--- Objective ---
Check each line of the records below for the word "产出指标" and copy those where it appears.

----- Data rows

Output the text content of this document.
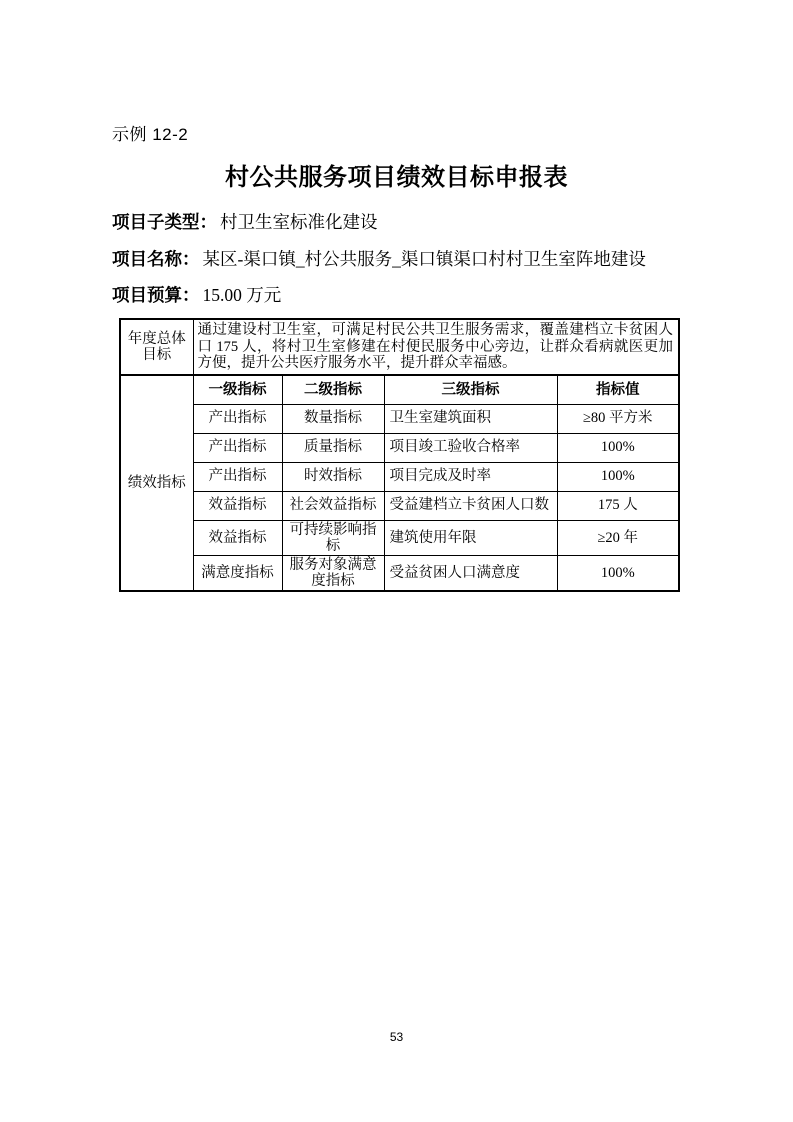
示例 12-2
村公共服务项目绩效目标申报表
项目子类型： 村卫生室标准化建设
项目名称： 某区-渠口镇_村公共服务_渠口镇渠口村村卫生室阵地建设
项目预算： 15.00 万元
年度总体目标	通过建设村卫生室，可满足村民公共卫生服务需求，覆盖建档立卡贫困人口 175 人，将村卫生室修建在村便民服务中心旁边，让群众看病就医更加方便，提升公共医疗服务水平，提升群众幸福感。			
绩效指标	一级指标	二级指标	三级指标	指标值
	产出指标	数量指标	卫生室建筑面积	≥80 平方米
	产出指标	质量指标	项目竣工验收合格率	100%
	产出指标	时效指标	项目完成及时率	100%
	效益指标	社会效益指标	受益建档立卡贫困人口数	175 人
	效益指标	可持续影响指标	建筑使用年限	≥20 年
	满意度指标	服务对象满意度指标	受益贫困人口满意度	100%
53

----------

--- Correct output ---
	产出指标	数量指标	卫生室建筑面积	≥80 平方米
	产出指标	质量指标	项目竣工验收合格率	100%
	产出指标	时效指标	项目完成及时率	100%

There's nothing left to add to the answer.